• _What the task asks_
Write out each line that follows exactly as it stands, without the pictures.

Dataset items

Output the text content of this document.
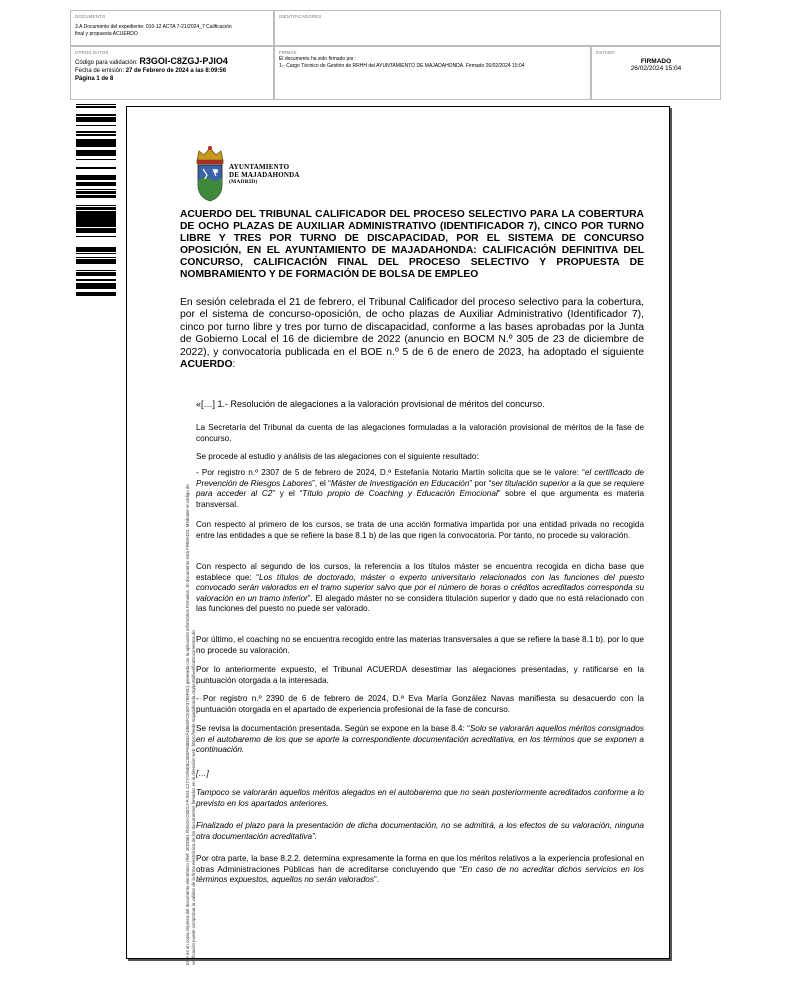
DOCUMENTO
3.A Documento del expediente: 010-12 ACTA 7-21/2024_7 Calificación
final y propuesta ACUERDO
IDENTIFICADORES
OTROS DATOS
Código para validación: R3GOI-C8ZGJ-PJIO4
Fecha de emisión: 27 de Febrero de 2024 a las 8:09:56
Página 1 de 8
FIRMAS
El documento ha sido firmado por :
1.- Cargo Técnico de Gestión de RRHH del AYUNTAMIENTO DE MAJADAHONDA. Firmado 26/02/2024 15:04
ESTADO
FIRMADO
26/02/2024 15:04
Este es un copia impresa del documento electrónico (Ref: 2023961 R3GOI-C8ZGJ-PJIO4 C1TYC8NE5C3E0F948832AD5E5FC51EF3786F8C) generada con la aplicación informática Firmadoc. El documento está FIRMADO. Mediante el código de verificación puede comprobar la validez de la firma electrónica de los documentos firmados en la dirección web: https://sede.majadahonda.org/portal/verificaDocumentos.do
AYUNTAMIENTO
DE MAJADAHONDA
(MADRID)
ACUERDO DEL TRIBUNAL CALIFICADOR DEL PROCESO SELECTIVO PARA LA COBERTURA DE OCHO PLAZAS DE AUXILIAR ADMINISTRATIVO (IDENTIFICADOR 7), CINCO POR TURNO LIBRE Y TRES POR TURNO DE DISCAPACIDAD, POR EL SISTEMA DE CONCURSO OPOSICIÓN, EN EL AYUNTAMIENTO DE MAJADAHONDA: CALIFICACIÓN DEFINITIVA DEL CONCURSO, CALIFICACIÓN FINAL DEL PROCESO SELECTIVO Y PROPUESTA DE NOMBRAMIENTO Y DE FORMACIÓN DE BOLSA DE EMPLEO
En sesión celebrada el 21 de febrero, el Tribunal Calificador del proceso selectivo para la cobertura, por el sistema de concurso-oposición, de ocho plazas de Auxiliar Administrativo (Identificador 7), cinco por turno libre y tres por turno de discapacidad, conforme a las bases aprobadas por la Junta de Gobierno Local el 16 de diciembre de 2022 (anuncio en BOCM N.º 305 de 23 de diciembre de 2022), y convocatoria publicada en el BOE n.º 5 de 6 de enero de 2023, ha adoptado el siguiente ACUERDO:
«[…] 1.- Resolución de alegaciones a la valoración provisional de méritos del concurso.
La Secretaría del Tribunal da cuenta de las alegaciones formuladas a la valoración provisional de méritos de la fase de concurso.
Se procede al estudio y análisis de las alegaciones con el siguiente resultado:
- Por registro n.º 2307 de 5 de febrero de 2024, D.ª Estefanía Notario Martín solicita que se le valore: “el certificado de Prevención de Riesgos Labores”, el “Máster de Investigación en Educación” por “ser titulación superior a la que se requiere para acceder al C2” y el “Título propio de Coaching y Educación Emocional” sobre el que argumenta es materia transversal.
Con respecto al primero de los cursos, se trata de una acción formativa impartida por una entidad privada no recogida entre las entidades a que se refiere la base 8.1 b) de las que rigen la convocatoria. Por tanto, no procede su valoración.
Con respecto al segundo de los cursos, la referencia a los títulos máster se encuentra recogida en dicha base que establece que: “Los títulos de doctorado, máster o experto universitario relacionados con las funciones del puesto convocado serán valorados en el tramo superior salvo que por el número de horas o créditos acreditados corresponda su valoración en un tramo inferior”. El alegado máster no se considera titulación superior y dado que no está relacionado con las funciones del puesto no puede ser valorado.
Por último, el coaching no se encuentra recogido entre las materias transversales a que se refiere la base 8.1 b). por lo que no procede su valoración.
Por lo anteriormente expuesto, el Tribunal ACUERDA desestimar las alegaciones presentadas, y ratificarse en la puntuación otorgada a la interesada.
- Por registro n.º 2390 de 6 de febrero de 2024, D.ª Eva María González Navas manifiesta su desacuerdo con la puntuación otorgada en el apartado de experiencia profesional de la fase de concurso.
Se revisa la documentación presentada. Según se expone en la base 8.4: “Solo se valorarán aquellos méritos consignados en el autobaremo de los que se aporte la correspondiente documentación acreditativa, en los términos que se exponen a continuación.
[…]
Tampoco se valorarán aquellos méritos alegados en el autobaremo que no sean posteriormente acreditados conforme a lo previsto en los apartados anteriores.
Finalizado el plazo para la presentación de dicha documentación, no se admitirá, a los efectos de su valoración, ninguna otra documentación acreditativa”.
Por otra parte, la base 8.2.2. determina expresamente la forma en que los méritos relativos a la experiencia profesional en otras Administraciones Públicas han de acreditarse concluyendo que “En caso de no acreditar dichos servicios en los términos expuestos, aquellos no serán valorados”.
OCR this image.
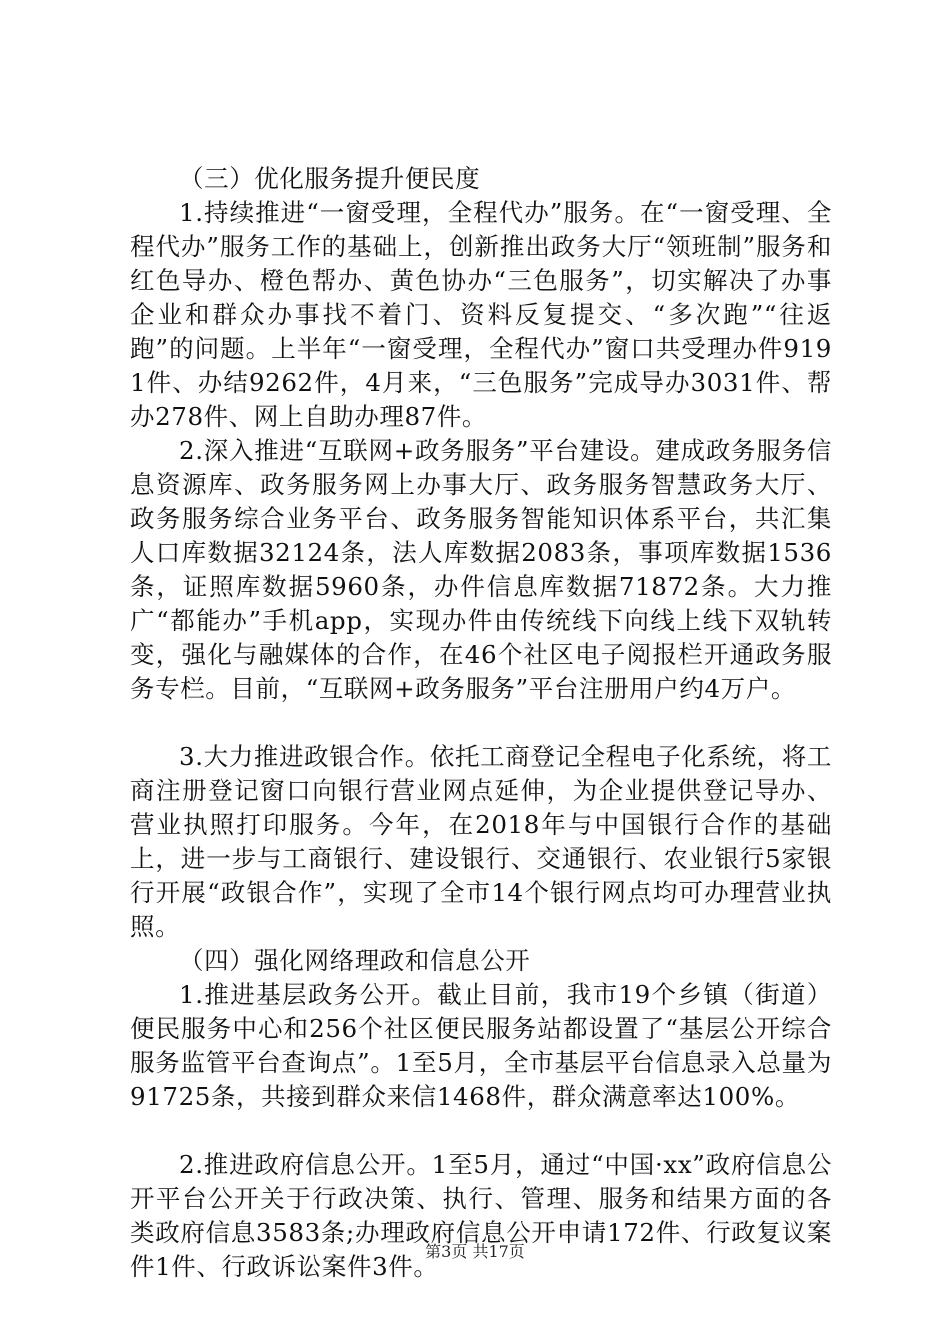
（三）优化服务提升便民度

1.持续推进“一窗受理，全程代办”服务。在“一窗受理、全程代办”服务工作的基础上，创新推出政务大厅“领班制”服务和红色导办、橙色帮办、黄色协办“三色服务”，切实解决了办事企业和群众办事找不着门、资料反复提交、“多次跑”“往返跑”的问题。上半年“一窗受理，全程代办”窗口共受理办件9191件、办结9262件，4月来，“三色服务”完成导办3031件、帮办278件、网上自助办理87件。

2.深入推进“互联网+政务服务”平台建设。建成政务服务信息资源库、政务服务网上办事大厅、政务服务智慧政务大厅、政务服务综合业务平台、政务服务智能知识体系平台，共汇集人口库数据32124条，法人库数据2083条，事项库数据1536条，证照库数据5960条，办件信息库数据71872条。大力推广“都能办”手机app，实现办件由传统线下向线上线下双轨转变，强化与融媒体的合作，在46个社区电子阅报栏开通政务服务专栏。目前，“互联网+政务服务”平台注册用户约4万户。

3.大力推进政银合作。依托工商登记全程电子化系统，将工商注册登记窗口向银行营业网点延伸，为企业提供登记导办、营业执照打印服务。今年，在2018年与中国银行合作的基础上，进一步与工商银行、建设银行、交通银行、农业银行5家银行开展“政银合作”，实现了全市14个银行网点均可办理营业执照。

（四）强化网络理政和信息公开

1.推进基层政务公开。截止目前，我市19个乡镇（街道）便民服务中心和256个社区便民服务站都设置了“基层公开综合服务监管平台查询点”。1至5月，全市基层平台信息录入总量为91725条，共接到群众来信1468件，群众满意率达100%。

2.推进政府信息公开。1至5月，通过“中国·xx”政府信息公开平台公开关于行政决策、执行、管理、服务和结果方面的各类政府信息3583条;办理政府信息公开申请172件、行政复议案件1件、行政诉讼案件3件。

第3页 共17页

• _Solution for this task_
Output the text content of this document.
DOCUMENTO
3.A Documento del expediente: 010-12 ACTA 7-21/2024_7 Calificación
final y propuesta ACUERDO
IDENTIFICADORES
OTROS DATOS
Código para validación: R3GOI-C8ZGJ-PJIO4
Fecha de emisión: 27 de Febrero de 2024 a las 8:09:56
Página 1 de 8
FIRMAS
El documento ha sido firmado por :
1.- Cargo Técnico de Gestión de RRHH del AYUNTAMIENTO DE MAJADAHONDA. Firmado 26/02/2024 15:04
ESTADO
FIRMADO
26/02/2024 15:04
Este es un copia impresa del documento electrónico (Ref: 2023961 R3GOI-C8ZGJ-PJIO4 C1TYC8NE5C3E0F948832AD5E5FC51EF3786F8C) generada con la aplicación informática Firmadoc. El documento está FIRMADO. Mediante el código de verificación puede comprobar la validez de la firma electrónica de los documentos firmados en la dirección web: https://sede.majadahonda.org/portal/verificaDocumentos.do
AYUNTAMIENTO
DE MAJADAHONDA
(MADRID)
ACUERDO DEL TRIBUNAL CALIFICADOR DEL PROCESO SELECTIVO PARA LA COBERTURA DE OCHO PLAZAS DE AUXILIAR ADMINISTRATIVO (IDENTIFICADOR 7), CINCO POR TURNO LIBRE Y TRES POR TURNO DE DISCAPACIDAD, POR EL SISTEMA DE CONCURSO OPOSICIÓN, EN EL AYUNTAMIENTO DE MAJADAHONDA: CALIFICACIÓN DEFINITIVA DEL CONCURSO, CALIFICACIÓN FINAL DEL PROCESO SELECTIVO Y PROPUESTA DE NOMBRAMIENTO Y DE FORMACIÓN DE BOLSA DE EMPLEO
En sesión celebrada el 21 de febrero, el Tribunal Calificador del proceso selectivo para la cobertura, por el sistema de concurso-oposición, de ocho plazas de Auxiliar Administrativo (Identificador 7), cinco por turno libre y tres por turno de discapacidad, conforme a las bases aprobadas por la Junta de Gobierno Local el 16 de diciembre de 2022 (anuncio en BOCM N.º 305 de 23 de diciembre de 2022), y convocatoria publicada en el BOE n.º 5 de 6 de enero de 2023, ha adoptado el siguiente ACUERDO:
«[…] 1.- Resolución de alegaciones a la valoración provisional de méritos del concurso.
La Secretaría del Tribunal da cuenta de las alegaciones formuladas a la valoración provisional de méritos de la fase de concurso.
Se procede al estudio y análisis de las alegaciones con el siguiente resultado:
- Por registro n.º 2307 de 5 de febrero de 2024, D.ª Estefanía Notario Martín solicita que se le valore: “el certificado de Prevención de Riesgos Labores”, el “Máster de Investigación en Educación” por “ser titulación superior a la que se requiere para acceder al C2” y el “Título propio de Coaching y Educación Emocional” sobre el que argumenta es materia transversal.
Con respecto al primero de los cursos, se trata de una acción formativa impartida por una entidad privada no recogida entre las entidades a que se refiere la base 8.1 b) de las que rigen la convocatoria. Por tanto, no procede su valoración.
Con respecto al segundo de los cursos, la referencia a los títulos máster se encuentra recogida en dicha base que establece que: “Los títulos de doctorado, máster o experto universitario relacionados con las funciones del puesto convocado serán valorados en el tramo superior salvo que por el número de horas o créditos acreditados corresponda su valoración en un tramo inferior”. El alegado máster no se considera titulación superior y dado que no está relacionado con las funciones del puesto no puede ser valorado.
Por último, el coaching no se encuentra recogido entre las materias transversales a que se refiere la base 8.1 b). por lo que no procede su valoración.
Por lo anteriormente expuesto, el Tribunal ACUERDA desestimar las alegaciones presentadas, y ratificarse en la puntuación otorgada a la interesada.
- Por registro n.º 2390 de 6 de febrero de 2024, D.ª Eva María González Navas manifiesta su desacuerdo con la puntuación otorgada en el apartado de experiencia profesional de la fase de concurso.
Se revisa la documentación presentada. Según se expone en la base 8.4: “Solo se valorarán aquellos méritos consignados en el autobaremo de los que se aporte la correspondiente documentación acreditativa, en los términos que se exponen a continuación.
[…]
Tampoco se valorarán aquellos méritos alegados en el autobaremo que no sean posteriormente acreditados conforme a lo previsto en los apartados anteriores.
Finalizado el plazo para la presentación de dicha documentación, no se admitirá, a los efectos de su valoración, ninguna otra documentación acreditativa”.
Por otra parte, la base 8.2.2. determina expresamente la forma en que los méritos relativos a la experiencia profesional en otras Administraciones Públicas han de acreditarse concluyendo que “En caso de no acreditar dichos servicios en los términos expuestos, aquellos no serán valorados”.
OCR this image.
（三）优化服务提升便民度

1.持续推进“一窗受理，全程代办”服务。在“一窗受理、全程代办”服务工作的基础上，创新推出政务大厅“领班制”服务和红色导办、橙色帮办、黄色协办“三色服务”，切实解决了办事企业和群众办事找不着门、资料反复提交、“多次跑”“往返跑”的问题。上半年“一窗受理，全程代办”窗口共受理办件9191件、办结9262件，4月来，“三色服务”完成导办3031件、帮办278件、网上自助办理87件。

2.深入推进“互联网+政务服务”平台建设。建成政务服务信息资源库、政务服务网上办事大厅、政务服务智慧政务大厅、政务服务综合业务平台、政务服务智能知识体系平台，共汇集人口库数据32124条，法人库数据2083条，事项库数据1536条，证照库数据5960条，办件信息库数据71872条。大力推广“都能办”手机app，实现办件由传统线下向线上线下双轨转变，强化与融媒体的合作，在46个社区电子阅报栏开通政务服务专栏。目前，“互联网+政务服务”平台注册用户约4万户。

3.大力推进政银合作。依托工商登记全程电子化系统，将工商注册登记窗口向银行营业网点延伸，为企业提供登记导办、营业执照打印服务。今年，在2018年与中国银行合作的基础上，进一步与工商银行、建设银行、交通银行、农业银行5家银行开展“政银合作”，实现了全市14个银行网点均可办理营业执照。

（四）强化网络理政和信息公开

1.推进基层政务公开。截止目前，我市19个乡镇（街道）便民服务中心和256个社区便民服务站都设置了“基层公开综合服务监管平台查询点”。1至5月，全市基层平台信息录入总量为91725条，共接到群众来信1468件，群众满意率达100%。

2.推进政府信息公开。1至5月，通过“中国·xx”政府信息公开平台公开关于行政决策、执行、管理、服务和结果方面的各类政府信息3583条;办理政府信息公开申请172件、行政复议案件1件、行政诉讼案件3件。

第3页 共17页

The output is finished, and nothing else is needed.